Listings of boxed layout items
# # # # #

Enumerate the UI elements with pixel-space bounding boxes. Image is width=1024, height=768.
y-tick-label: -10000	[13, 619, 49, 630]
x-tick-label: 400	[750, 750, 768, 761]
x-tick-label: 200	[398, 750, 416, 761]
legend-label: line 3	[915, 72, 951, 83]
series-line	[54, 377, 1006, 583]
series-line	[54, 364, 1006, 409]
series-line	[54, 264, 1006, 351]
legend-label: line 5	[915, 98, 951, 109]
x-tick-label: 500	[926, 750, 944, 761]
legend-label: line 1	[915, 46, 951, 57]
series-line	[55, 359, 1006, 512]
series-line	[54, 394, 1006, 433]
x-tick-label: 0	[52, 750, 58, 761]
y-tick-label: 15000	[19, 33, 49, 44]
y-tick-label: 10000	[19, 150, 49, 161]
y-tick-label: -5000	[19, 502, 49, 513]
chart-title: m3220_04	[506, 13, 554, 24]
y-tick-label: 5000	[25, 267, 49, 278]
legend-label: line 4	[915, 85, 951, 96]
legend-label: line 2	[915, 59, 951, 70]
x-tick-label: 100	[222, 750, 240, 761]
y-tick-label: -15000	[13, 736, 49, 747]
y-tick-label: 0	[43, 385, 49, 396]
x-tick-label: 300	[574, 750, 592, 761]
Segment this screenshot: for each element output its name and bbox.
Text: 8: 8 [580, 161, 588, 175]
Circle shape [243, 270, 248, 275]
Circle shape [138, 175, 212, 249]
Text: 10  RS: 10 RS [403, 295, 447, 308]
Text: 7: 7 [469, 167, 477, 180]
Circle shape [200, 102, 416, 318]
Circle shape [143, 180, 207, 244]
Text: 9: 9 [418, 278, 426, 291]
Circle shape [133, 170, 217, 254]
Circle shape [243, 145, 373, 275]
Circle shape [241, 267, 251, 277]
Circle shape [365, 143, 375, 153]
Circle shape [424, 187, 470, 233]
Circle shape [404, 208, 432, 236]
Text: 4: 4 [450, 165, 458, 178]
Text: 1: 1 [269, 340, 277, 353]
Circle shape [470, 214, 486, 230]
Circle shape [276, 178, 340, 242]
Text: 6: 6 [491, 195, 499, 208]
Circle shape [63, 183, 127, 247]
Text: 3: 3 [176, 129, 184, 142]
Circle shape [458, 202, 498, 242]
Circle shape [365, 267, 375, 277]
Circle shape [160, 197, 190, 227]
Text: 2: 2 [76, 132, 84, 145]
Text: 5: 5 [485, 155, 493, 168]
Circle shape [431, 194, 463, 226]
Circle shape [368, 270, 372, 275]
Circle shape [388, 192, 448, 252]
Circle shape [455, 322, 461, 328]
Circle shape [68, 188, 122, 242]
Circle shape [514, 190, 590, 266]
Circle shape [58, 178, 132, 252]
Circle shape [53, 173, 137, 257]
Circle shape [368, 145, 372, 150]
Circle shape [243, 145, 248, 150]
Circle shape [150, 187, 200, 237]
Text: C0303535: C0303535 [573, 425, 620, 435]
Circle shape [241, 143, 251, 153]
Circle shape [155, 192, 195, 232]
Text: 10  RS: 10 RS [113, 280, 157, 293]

# # # # #

(REQUIRED TASK):
Can you rewrite all of the data above, substituting "Round shape" for every "Circle shape" and leaving everything else unchanged?

(EXERCISE RESULT):
Enumerate the UI elements with pixel-space bounding boxes. Image is width=1024, height=768.
y-tick-label: -10000	[13, 619, 49, 630]
x-tick-label: 400	[750, 750, 768, 761]
x-tick-label: 200	[398, 750, 416, 761]
legend-label: line 3	[915, 72, 951, 83]
series-line	[54, 377, 1006, 583]
series-line	[54, 364, 1006, 409]
series-line	[54, 264, 1006, 351]
legend-label: line 5	[915, 98, 951, 109]
x-tick-label: 500	[926, 750, 944, 761]
legend-label: line 1	[915, 46, 951, 57]
series-line	[55, 359, 1006, 512]
series-line	[54, 394, 1006, 433]
x-tick-label: 0	[52, 750, 58, 761]
y-tick-label: 15000	[19, 33, 49, 44]
y-tick-label: 10000	[19, 150, 49, 161]
y-tick-label: -5000	[19, 502, 49, 513]
chart-title: m3220_04	[506, 13, 554, 24]
y-tick-label: 5000	[25, 267, 49, 278]
legend-label: line 4	[915, 85, 951, 96]
legend-label: line 2	[915, 59, 951, 70]
x-tick-label: 100	[222, 750, 240, 761]
y-tick-label: -15000	[13, 736, 49, 747]
y-tick-label: 0	[43, 385, 49, 396]
x-tick-label: 300	[574, 750, 592, 761]
Segment this screenshot: for each element output its name and bbox.
Text: 8: 8 [580, 161, 588, 175]
Round shape [243, 270, 248, 275]
Round shape [138, 175, 212, 249]
Text: 10  RS: 10 RS [403, 295, 447, 308]
Text: 7: 7 [469, 167, 477, 180]
Round shape [200, 102, 416, 318]
Round shape [143, 180, 207, 244]
Text: 9: 9 [418, 278, 426, 291]
Round shape [133, 170, 217, 254]
Round shape [243, 145, 373, 275]
Round shape [241, 267, 251, 277]
Round shape [365, 143, 375, 153]
Round shape [424, 187, 470, 233]
Round shape [404, 208, 432, 236]
Text: 4: 4 [450, 165, 458, 178]
Text: 1: 1 [269, 340, 277, 353]
Round shape [470, 214, 486, 230]
Round shape [276, 178, 340, 242]
Text: 6: 6 [491, 195, 499, 208]
Round shape [63, 183, 127, 247]
Text: 3: 3 [176, 129, 184, 142]
Round shape [458, 202, 498, 242]
Round shape [365, 267, 375, 277]
Round shape [160, 197, 190, 227]
Text: 2: 2 [76, 132, 84, 145]
Text: 5: 5 [485, 155, 493, 168]
Round shape [431, 194, 463, 226]
Round shape [368, 270, 372, 275]
Round shape [388, 192, 448, 252]
Round shape [455, 322, 461, 328]
Round shape [68, 188, 122, 242]
Round shape [514, 190, 590, 266]
Round shape [58, 178, 132, 252]
Round shape [53, 173, 137, 257]
Round shape [368, 145, 372, 150]
Round shape [243, 145, 248, 150]
Round shape [150, 187, 200, 237]
Text: C0303535: C0303535 [573, 425, 620, 435]
Round shape [241, 143, 251, 153]
Round shape [155, 192, 195, 232]
Text: 10  RS: 10 RS [113, 280, 157, 293]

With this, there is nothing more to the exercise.